_Exercise aim_
Rewrite the lines starting at the one containing "Detect and localize" and ending at the one containing "computer-monitor-icon [686,233,1152,560]", replacing "localize" with "locate" and changing nothing else.

-=-=-=-=-

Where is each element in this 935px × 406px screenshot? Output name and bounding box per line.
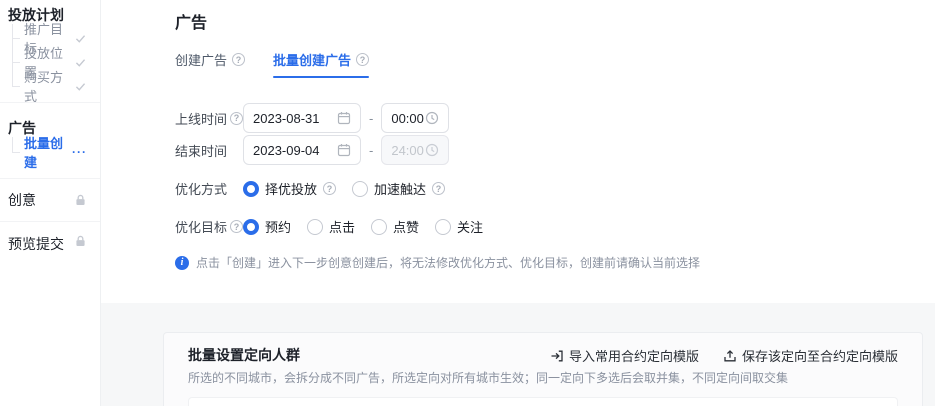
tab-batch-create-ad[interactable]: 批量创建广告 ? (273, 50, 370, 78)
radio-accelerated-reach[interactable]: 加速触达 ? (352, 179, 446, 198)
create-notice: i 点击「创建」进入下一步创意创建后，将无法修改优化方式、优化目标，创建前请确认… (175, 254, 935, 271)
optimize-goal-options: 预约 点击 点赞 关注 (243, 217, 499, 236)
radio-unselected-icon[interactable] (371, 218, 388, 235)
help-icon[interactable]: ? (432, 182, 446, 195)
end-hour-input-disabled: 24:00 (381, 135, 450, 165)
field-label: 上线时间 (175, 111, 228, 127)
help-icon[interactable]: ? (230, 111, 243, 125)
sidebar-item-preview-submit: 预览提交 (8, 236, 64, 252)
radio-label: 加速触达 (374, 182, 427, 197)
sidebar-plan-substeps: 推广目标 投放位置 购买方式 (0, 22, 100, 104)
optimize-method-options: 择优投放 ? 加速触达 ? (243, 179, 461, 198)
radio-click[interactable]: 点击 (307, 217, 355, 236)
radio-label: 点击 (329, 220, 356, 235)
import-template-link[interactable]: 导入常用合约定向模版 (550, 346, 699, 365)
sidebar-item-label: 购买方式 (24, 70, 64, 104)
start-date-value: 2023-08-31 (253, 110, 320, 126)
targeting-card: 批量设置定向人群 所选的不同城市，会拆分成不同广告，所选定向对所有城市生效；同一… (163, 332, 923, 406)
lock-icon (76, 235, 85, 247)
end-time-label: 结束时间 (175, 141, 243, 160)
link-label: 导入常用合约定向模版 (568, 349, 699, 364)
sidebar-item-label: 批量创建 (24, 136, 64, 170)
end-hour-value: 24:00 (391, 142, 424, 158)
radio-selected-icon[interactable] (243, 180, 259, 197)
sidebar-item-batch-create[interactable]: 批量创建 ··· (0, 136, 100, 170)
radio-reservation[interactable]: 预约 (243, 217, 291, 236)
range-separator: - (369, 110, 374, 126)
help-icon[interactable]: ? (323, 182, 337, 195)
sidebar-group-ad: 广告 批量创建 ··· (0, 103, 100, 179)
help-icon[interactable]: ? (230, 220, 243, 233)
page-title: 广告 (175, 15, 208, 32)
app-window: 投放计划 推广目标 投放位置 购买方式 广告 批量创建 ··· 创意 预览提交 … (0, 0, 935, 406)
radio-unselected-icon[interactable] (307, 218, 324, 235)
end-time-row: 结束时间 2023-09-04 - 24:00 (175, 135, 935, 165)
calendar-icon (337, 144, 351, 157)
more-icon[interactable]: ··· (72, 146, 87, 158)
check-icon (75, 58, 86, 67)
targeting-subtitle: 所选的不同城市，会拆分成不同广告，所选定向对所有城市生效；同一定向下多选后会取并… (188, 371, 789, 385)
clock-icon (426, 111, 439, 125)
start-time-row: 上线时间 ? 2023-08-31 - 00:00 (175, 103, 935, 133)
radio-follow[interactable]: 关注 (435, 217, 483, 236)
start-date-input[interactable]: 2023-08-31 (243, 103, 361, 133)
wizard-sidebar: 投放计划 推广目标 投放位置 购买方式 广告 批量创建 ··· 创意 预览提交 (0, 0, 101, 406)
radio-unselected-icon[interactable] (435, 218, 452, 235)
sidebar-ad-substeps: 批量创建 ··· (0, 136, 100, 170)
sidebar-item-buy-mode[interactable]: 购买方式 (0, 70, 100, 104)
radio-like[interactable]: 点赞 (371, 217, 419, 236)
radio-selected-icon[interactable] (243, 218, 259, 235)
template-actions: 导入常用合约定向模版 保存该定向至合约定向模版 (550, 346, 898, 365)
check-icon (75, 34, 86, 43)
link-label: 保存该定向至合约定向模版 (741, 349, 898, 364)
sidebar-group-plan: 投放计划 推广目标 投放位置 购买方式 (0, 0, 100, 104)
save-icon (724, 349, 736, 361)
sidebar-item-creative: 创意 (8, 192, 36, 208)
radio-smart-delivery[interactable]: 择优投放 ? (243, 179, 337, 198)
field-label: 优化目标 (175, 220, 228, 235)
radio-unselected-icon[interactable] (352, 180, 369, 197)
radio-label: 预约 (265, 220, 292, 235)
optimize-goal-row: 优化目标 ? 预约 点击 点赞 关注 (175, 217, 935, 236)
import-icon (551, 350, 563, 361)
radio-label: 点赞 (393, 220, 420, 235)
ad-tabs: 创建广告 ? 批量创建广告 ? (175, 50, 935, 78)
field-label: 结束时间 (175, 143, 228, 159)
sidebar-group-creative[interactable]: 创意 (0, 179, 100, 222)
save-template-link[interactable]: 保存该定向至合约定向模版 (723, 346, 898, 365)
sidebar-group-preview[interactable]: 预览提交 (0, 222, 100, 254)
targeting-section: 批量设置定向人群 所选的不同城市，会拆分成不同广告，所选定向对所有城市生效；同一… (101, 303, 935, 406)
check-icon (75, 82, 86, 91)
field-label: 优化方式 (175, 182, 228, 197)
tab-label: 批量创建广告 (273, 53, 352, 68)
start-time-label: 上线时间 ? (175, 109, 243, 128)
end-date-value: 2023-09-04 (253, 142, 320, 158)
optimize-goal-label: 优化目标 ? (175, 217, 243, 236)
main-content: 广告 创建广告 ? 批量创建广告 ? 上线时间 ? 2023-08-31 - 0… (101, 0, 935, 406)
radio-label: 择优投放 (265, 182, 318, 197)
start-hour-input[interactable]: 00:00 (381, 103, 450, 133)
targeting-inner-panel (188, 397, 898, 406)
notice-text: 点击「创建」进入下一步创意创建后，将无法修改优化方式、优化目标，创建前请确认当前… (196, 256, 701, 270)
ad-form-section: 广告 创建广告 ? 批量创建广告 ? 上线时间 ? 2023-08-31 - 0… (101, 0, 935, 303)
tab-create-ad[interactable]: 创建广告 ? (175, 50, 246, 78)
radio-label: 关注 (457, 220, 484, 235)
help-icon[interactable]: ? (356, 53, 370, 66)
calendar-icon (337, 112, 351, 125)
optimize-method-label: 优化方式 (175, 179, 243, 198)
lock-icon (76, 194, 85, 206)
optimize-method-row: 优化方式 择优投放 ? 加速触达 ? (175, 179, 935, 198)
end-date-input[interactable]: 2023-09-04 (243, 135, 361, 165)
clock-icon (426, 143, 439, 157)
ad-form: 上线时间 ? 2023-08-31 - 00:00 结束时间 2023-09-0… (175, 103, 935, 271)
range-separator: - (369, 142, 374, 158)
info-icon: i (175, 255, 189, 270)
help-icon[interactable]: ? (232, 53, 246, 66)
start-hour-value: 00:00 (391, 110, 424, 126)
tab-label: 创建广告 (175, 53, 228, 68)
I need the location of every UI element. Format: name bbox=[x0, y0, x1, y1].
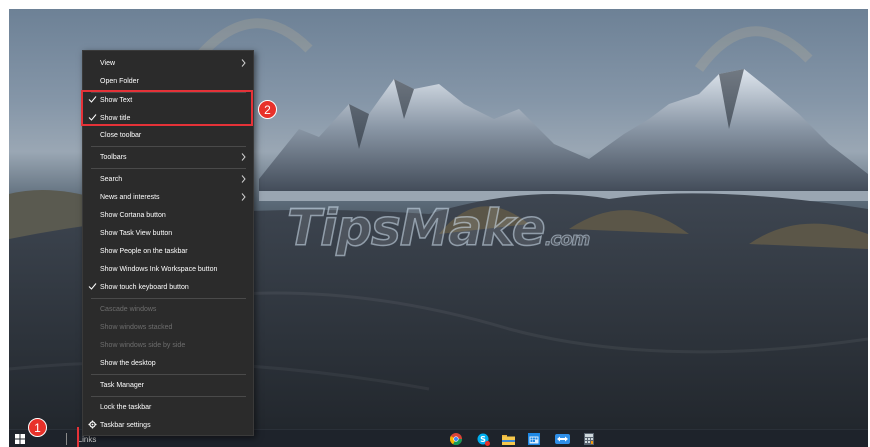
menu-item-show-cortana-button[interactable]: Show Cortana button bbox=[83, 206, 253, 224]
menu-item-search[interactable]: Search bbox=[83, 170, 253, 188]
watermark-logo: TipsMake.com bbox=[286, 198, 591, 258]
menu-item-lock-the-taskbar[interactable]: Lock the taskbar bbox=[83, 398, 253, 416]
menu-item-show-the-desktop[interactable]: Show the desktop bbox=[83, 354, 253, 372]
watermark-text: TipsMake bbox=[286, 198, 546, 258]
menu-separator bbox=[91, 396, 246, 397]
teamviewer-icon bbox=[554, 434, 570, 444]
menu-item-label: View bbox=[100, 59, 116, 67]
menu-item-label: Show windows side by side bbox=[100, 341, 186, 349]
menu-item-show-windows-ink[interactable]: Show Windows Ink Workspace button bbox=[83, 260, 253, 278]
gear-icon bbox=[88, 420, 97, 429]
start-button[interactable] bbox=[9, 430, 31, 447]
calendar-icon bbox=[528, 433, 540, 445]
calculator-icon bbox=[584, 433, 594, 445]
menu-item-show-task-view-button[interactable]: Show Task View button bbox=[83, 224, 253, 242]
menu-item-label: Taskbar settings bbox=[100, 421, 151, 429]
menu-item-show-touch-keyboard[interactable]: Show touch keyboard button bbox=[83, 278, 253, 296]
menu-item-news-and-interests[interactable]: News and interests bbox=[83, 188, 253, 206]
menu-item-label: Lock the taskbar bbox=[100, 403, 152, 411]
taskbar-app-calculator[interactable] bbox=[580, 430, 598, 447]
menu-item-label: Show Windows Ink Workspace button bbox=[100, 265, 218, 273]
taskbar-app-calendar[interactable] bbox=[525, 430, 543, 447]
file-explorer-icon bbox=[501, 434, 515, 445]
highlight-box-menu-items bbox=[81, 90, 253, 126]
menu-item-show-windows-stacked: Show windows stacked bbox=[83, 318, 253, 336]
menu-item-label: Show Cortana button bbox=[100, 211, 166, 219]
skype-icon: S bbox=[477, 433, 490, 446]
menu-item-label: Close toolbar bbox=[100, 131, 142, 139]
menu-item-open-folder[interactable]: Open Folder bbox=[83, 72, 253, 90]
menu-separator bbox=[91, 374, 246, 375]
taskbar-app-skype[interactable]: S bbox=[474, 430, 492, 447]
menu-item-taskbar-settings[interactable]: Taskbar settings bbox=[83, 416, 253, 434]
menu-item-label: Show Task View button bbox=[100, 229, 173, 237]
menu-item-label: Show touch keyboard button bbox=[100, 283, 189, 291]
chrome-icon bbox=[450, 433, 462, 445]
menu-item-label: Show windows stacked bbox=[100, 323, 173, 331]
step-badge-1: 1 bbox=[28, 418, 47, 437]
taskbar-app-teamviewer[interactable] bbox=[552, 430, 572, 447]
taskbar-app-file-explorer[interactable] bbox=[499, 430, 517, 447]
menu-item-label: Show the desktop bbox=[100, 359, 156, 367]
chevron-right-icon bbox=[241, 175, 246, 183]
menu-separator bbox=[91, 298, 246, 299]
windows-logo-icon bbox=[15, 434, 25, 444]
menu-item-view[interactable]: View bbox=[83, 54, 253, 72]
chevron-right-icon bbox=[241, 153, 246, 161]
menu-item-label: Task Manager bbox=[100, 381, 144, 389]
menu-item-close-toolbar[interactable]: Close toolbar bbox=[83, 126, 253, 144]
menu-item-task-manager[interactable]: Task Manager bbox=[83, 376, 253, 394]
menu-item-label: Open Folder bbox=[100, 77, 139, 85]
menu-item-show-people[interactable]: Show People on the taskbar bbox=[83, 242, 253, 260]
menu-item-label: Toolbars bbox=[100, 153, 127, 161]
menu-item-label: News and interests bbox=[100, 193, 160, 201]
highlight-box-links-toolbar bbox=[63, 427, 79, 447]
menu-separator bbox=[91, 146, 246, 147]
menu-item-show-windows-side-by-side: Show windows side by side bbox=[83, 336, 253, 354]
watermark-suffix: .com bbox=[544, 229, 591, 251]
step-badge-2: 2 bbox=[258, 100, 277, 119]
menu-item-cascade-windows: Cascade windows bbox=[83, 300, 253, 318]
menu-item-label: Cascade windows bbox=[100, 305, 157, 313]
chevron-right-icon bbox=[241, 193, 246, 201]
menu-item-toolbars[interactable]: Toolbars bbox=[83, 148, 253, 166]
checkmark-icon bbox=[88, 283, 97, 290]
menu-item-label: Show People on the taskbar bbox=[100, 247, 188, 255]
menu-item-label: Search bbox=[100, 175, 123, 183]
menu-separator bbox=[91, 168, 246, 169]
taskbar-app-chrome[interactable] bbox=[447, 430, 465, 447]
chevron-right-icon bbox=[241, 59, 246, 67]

-=-=-=-=-

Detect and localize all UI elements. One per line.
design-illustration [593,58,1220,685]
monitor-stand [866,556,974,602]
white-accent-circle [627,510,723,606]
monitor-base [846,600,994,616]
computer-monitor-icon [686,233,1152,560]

-=-=-=-=-

_Solution to the problem_
Detect and locate all UI elements. One per line.
design-illustration [593,58,1220,685]
monitor-stand [866,556,974,602]
white-accent-circle [627,510,723,606]
monitor-base [846,600,994,616]
computer-monitor-icon [686,233,1152,560]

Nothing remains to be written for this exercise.